What you should do: Your answer should be a single number: the count of lines containing the string "Mensajes".

***** Supplied data

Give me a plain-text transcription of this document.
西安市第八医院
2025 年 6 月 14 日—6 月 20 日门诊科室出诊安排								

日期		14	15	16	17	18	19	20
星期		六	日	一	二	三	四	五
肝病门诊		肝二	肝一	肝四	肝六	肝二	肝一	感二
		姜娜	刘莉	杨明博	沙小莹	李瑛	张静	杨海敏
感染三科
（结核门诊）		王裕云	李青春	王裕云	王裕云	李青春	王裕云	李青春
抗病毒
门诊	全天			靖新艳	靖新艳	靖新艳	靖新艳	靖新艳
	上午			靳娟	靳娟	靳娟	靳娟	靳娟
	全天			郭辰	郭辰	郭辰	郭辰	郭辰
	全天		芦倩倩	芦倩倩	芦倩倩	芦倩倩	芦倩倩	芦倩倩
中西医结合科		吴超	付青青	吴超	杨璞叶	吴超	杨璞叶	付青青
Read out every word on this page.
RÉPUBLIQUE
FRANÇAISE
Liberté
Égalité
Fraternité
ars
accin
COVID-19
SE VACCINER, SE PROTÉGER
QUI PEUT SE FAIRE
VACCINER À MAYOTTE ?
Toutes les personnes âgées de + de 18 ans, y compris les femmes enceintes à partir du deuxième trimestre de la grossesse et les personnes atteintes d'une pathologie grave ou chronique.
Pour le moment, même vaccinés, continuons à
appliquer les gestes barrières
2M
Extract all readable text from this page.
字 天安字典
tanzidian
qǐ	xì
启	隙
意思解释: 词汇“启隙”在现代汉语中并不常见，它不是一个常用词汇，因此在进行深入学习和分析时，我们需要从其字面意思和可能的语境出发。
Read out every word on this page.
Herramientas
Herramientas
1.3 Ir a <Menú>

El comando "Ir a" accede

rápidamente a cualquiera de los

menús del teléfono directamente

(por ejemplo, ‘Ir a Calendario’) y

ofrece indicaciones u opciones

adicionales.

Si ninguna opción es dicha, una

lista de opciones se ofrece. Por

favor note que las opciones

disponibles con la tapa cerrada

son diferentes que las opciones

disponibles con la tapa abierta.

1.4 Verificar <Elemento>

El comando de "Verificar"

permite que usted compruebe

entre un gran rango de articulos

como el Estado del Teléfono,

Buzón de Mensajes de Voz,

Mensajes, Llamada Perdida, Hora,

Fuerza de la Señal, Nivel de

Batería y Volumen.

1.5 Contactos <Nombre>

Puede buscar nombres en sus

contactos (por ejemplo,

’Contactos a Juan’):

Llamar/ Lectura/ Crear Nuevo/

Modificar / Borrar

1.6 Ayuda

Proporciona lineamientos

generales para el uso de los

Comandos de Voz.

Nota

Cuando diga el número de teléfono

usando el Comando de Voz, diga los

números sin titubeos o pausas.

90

**********

Solution below: 2